#### Dataset entries:
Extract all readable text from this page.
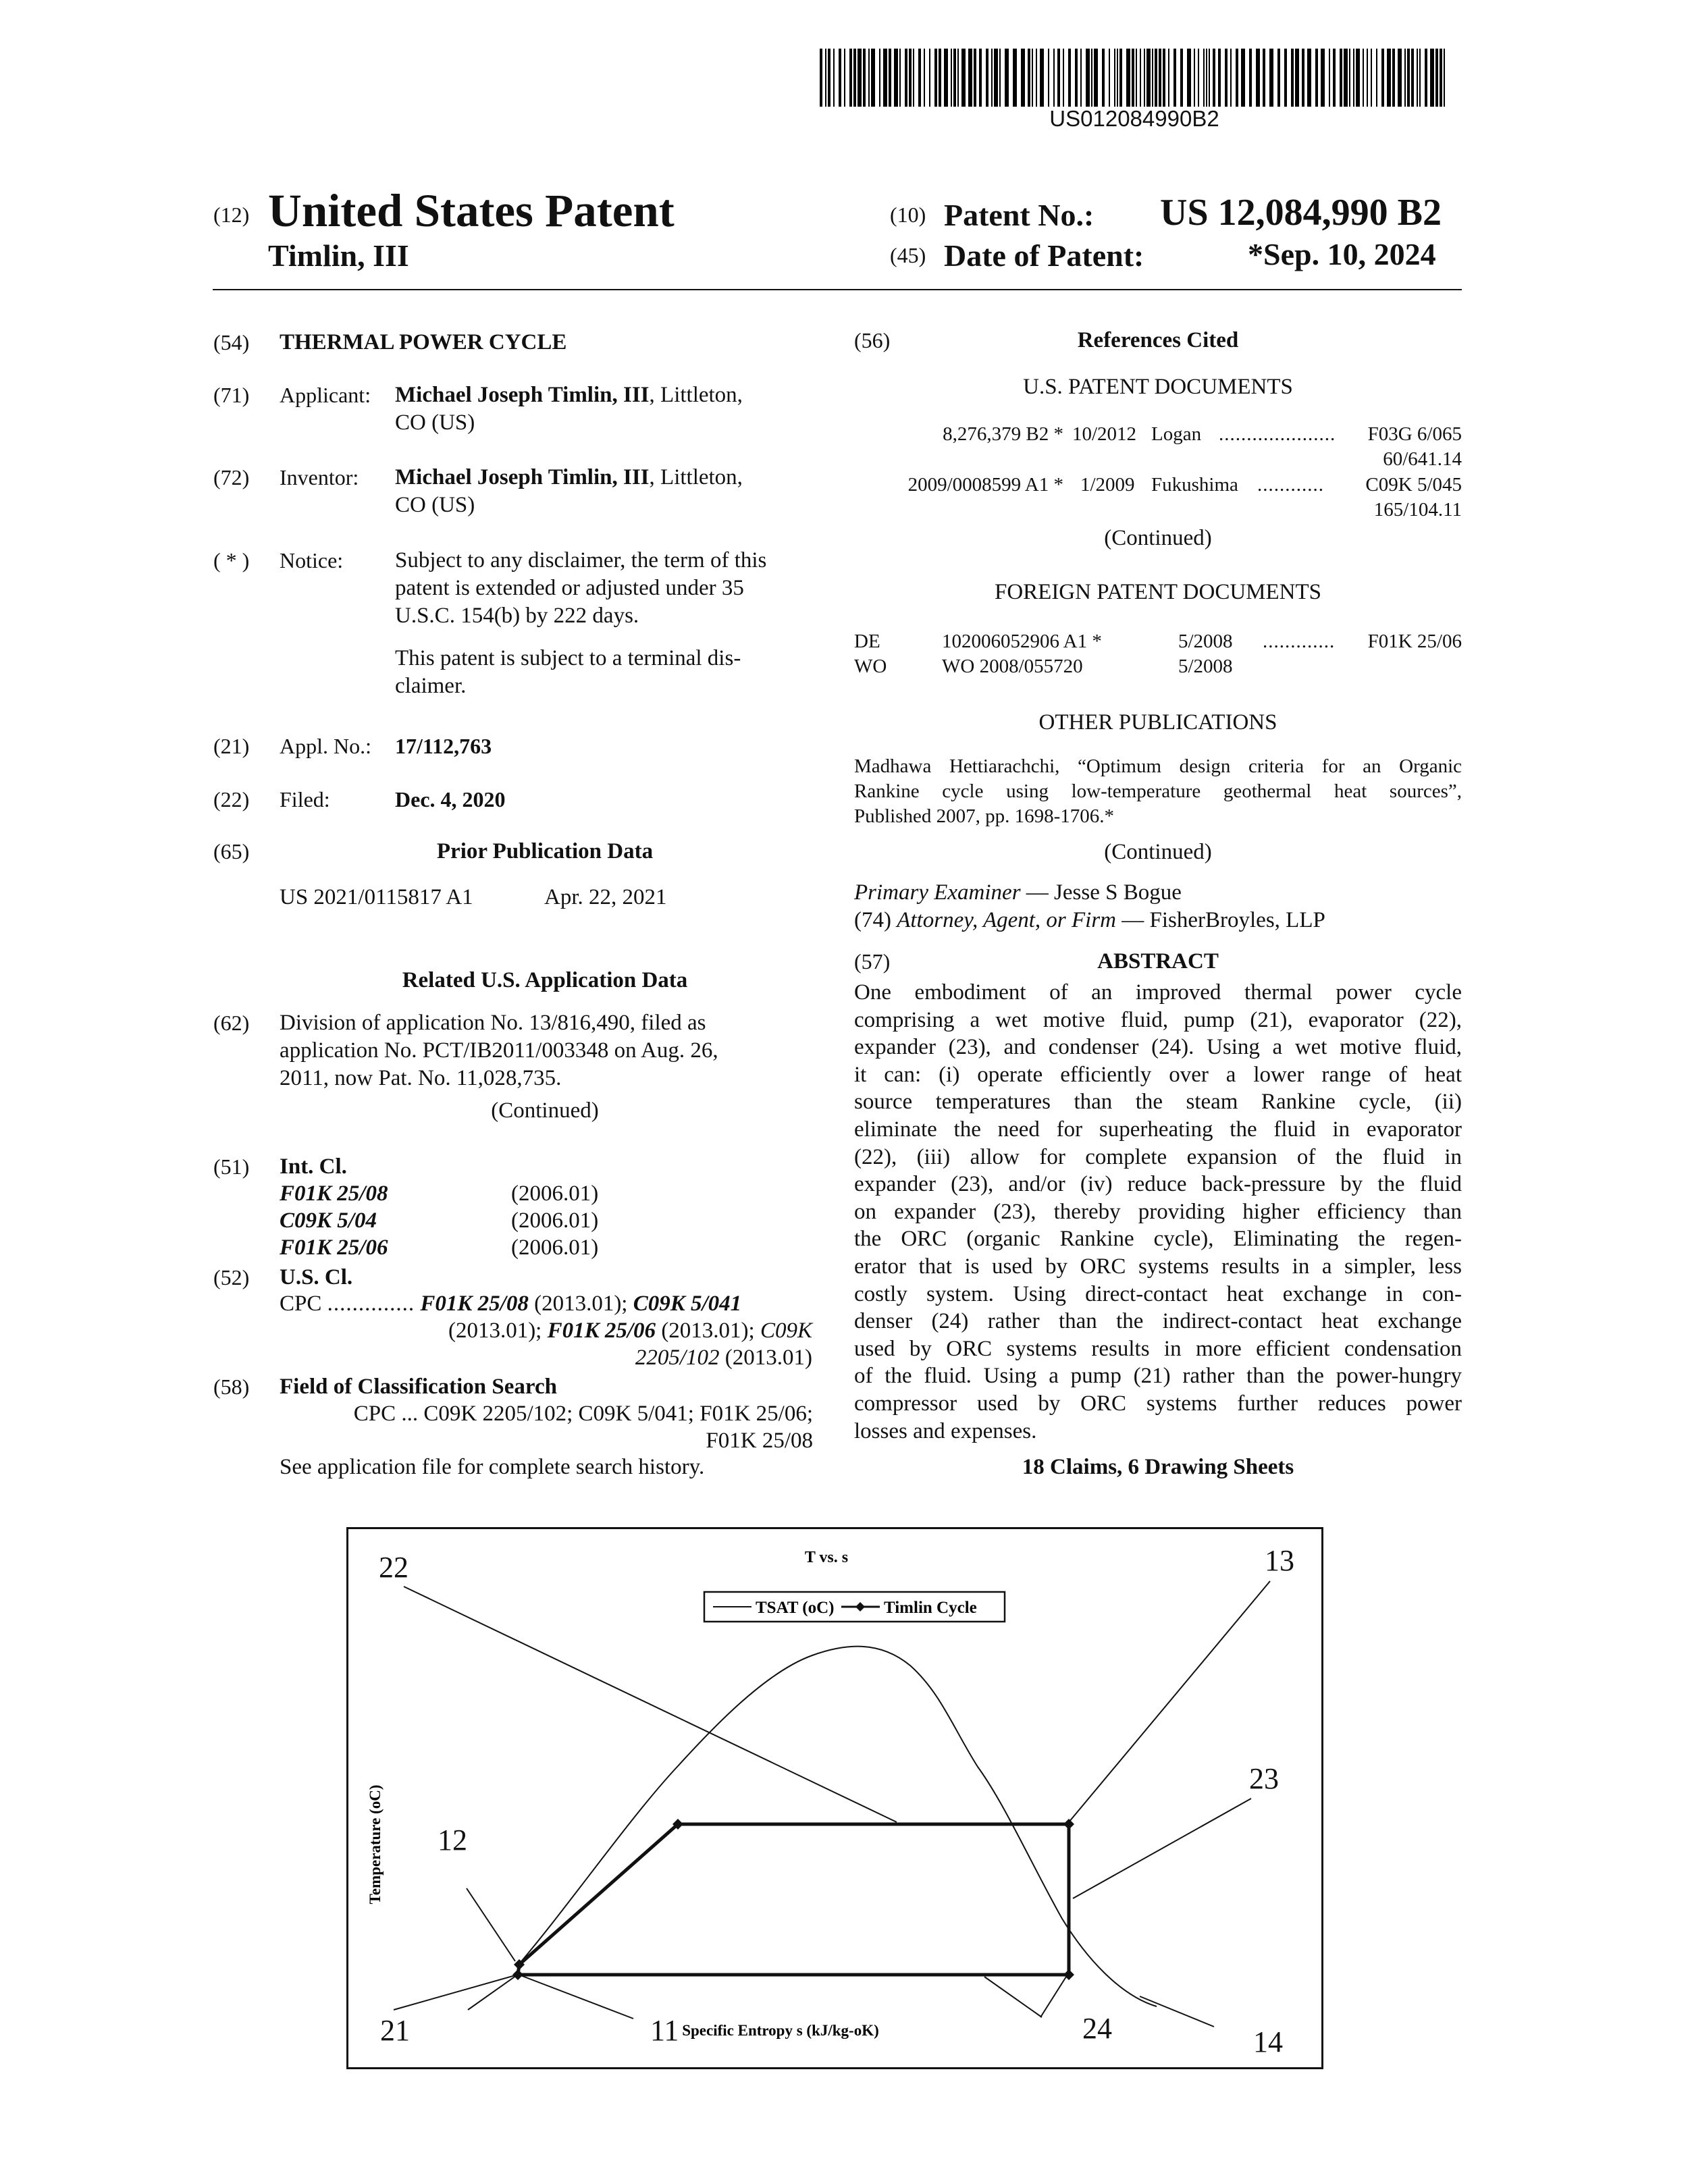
US012084990B2
(12) United States Patent
Timlin, III
(10) Patent No.: US 12,084,990 B2
(45) Date of Patent:	*Sep. 10, 2024
(54) THERMAL POWER CYCLE
(71) Applicant: Michael Joseph Timlin, III, Littleton,
CO (US)
(72) Inventor: Michael Joseph Timlin, III, Littleton,
CO (US)
( * ) Notice: Subject to any disclaimer, the term of this
patent is extended or adjusted under 35
U.S.C. 154(b) by 222 days.
This patent is subject to a terminal dis-
claimer.
(21) Appl. No.: 17/112,763
(22) Filed:	Dec. 4, 2020
(65)	Prior Publication Data
US 2021/0115817 A1	Apr. 22, 2021
Related U.S. Application Data
(62) Division of application No. 13/816,490, filed as
application No. PCT/IB2011/003348 on Aug. 26,
2011, now Pat. No. 11,028,735.
(Continued)
(51) Int. Cl.
F01K 25/08	(2006.01)
C09K 5/04	(2006.01)
F01K 25/06	(2006.01)
(52) U.S. Cl.
CPC .............. F01K 25/08 (2013.01); C09K 5/041
(2013.01); F01K 25/06 (2013.01); C09K
2205/102 (2013.01)
(58) Field of Classification Search
CPC ... C09K 2205/102; C09K 5/041; F01K 25/06;
F01K 25/08
See application file for complete search history.
(56)	References Cited
U.S. PATENT DOCUMENTS
8,276,379 B2 * 10/2012 Logan .....................	F03G 6/065
60/641.14
2009/0008599 A1 * 1/2009 Fukushima ............	C09K 5/045
165/104.11
(Continued)
FOREIGN PATENT DOCUMENTS
DE	102006052906 A1 *	5/2008 .............	F01K 25/06
WO	WO 2008/055720	5/2008
OTHER PUBLICATIONS
Madhawa Hettiarachchi, “Optimum design criteria for an Organic
Rankine cycle using low-temperature geothermal heat sources”,
Published 2007, pp. 1698-1706.*
(Continued)
Primary Examiner — Jesse S Bogue
(74) Attorney, Agent, or Firm — FisherBroyles, LLP
(57)	ABSTRACT
One embodiment of an improved thermal power cycle
comprising a wet motive fluid, pump (21), evaporator (22),
expander (23), and condenser (24). Using a wet motive fluid,
it can: (i) operate efficiently over a lower range of heat
source temperatures than the steam Rankine cycle, (ii)
eliminate the need for superheating the fluid in evaporator
(22), (iii) allow for complete expansion of the fluid in
expander (23), and/or (iv) reduce back-pressure by the fluid
on expander (23), thereby providing higher efficiency than
the ORC (organic Rankine cycle), Eliminating the regen-
erator that is used by ORC systems results in a simpler, less
costly system. Using direct-contact heat exchange in con-
denser (24) rather than the indirect-contact heat exchange
used by ORC systems results in more efficient condensation
of the fluid. Using a pump (21) rather than the power-hungry
compressor used by ORC systems further reduces power
losses and expenses.
18 Claims, 6 Drawing Sheets
T vs. s
TSAT (oC)	Timlin Cycle
Temperature (oC)
Specific Entropy s (kJ/kg-oK)
22	13
12
23
21	11	24	14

#### The exercise:
Every line of the data above should be quoted exactly. Omit the pictures.

#### Worked solution:
Extract all readable text from this page.
US012084990B2
(12) United States Patent
Timlin, III
(10) Patent No.: US 12,084,990 B2
(45) Date of Patent:	*Sep. 10, 2024
(54) THERMAL POWER CYCLE
(71) Applicant: Michael Joseph Timlin, III, Littleton,
CO (US)
(72) Inventor: Michael Joseph Timlin, III, Littleton,
CO (US)
( * ) Notice: Subject to any disclaimer, the term of this
patent is extended or adjusted under 35
U.S.C. 154(b) by 222 days.
This patent is subject to a terminal dis-
claimer.
(21) Appl. No.: 17/112,763
(22) Filed:	Dec. 4, 2020
(65)	Prior Publication Data
US 2021/0115817 A1	Apr. 22, 2021
Related U.S. Application Data
(62) Division of application No. 13/816,490, filed as
application No. PCT/IB2011/003348 on Aug. 26,
2011, now Pat. No. 11,028,735.
(Continued)
(51) Int. Cl.
F01K 25/08	(2006.01)
C09K 5/04	(2006.01)
F01K 25/06	(2006.01)
(52) U.S. Cl.
CPC .............. F01K 25/08 (2013.01); C09K 5/041
(2013.01); F01K 25/06 (2013.01); C09K
2205/102 (2013.01)
(58) Field of Classification Search
CPC ... C09K 2205/102; C09K 5/041; F01K 25/06;
F01K 25/08
See application file for complete search history.
(56)	References Cited
U.S. PATENT DOCUMENTS
8,276,379 B2 * 10/2012 Logan .....................	F03G 6/065
60/641.14
2009/0008599 A1 * 1/2009 Fukushima ............	C09K 5/045
165/104.11
(Continued)
FOREIGN PATENT DOCUMENTS
DE	102006052906 A1 *	5/2008 .............	F01K 25/06
WO	WO 2008/055720	5/2008
OTHER PUBLICATIONS
Madhawa Hettiarachchi, “Optimum design criteria for an Organic
Rankine cycle using low-temperature geothermal heat sources”,
Published 2007, pp. 1698-1706.*
(Continued)
Primary Examiner — Jesse S Bogue
(74) Attorney, Agent, or Firm — FisherBroyles, LLP
(57)	ABSTRACT
One embodiment of an improved thermal power cycle
comprising a wet motive fluid, pump (21), evaporator (22),
expander (23), and condenser (24). Using a wet motive fluid,
it can: (i) operate efficiently over a lower range of heat
source temperatures than the steam Rankine cycle, (ii)
eliminate the need for superheating the fluid in evaporator
(22), (iii) allow for complete expansion of the fluid in
expander (23), and/or (iv) reduce back-pressure by the fluid
on expander (23), thereby providing higher efficiency than
the ORC (organic Rankine cycle), Eliminating the regen-
erator that is used by ORC systems results in a simpler, less
costly system. Using direct-contact heat exchange in con-
denser (24) rather than the indirect-contact heat exchange
used by ORC systems results in more efficient condensation
of the fluid. Using a pump (21) rather than the power-hungry
compressor used by ORC systems further reduces power
losses and expenses.
18 Claims, 6 Drawing Sheets
T vs. s
TSAT (oC)	Timlin Cycle
Temperature (oC)
Specific Entropy s (kJ/kg-oK)
22	13
12
23
21	11	24	14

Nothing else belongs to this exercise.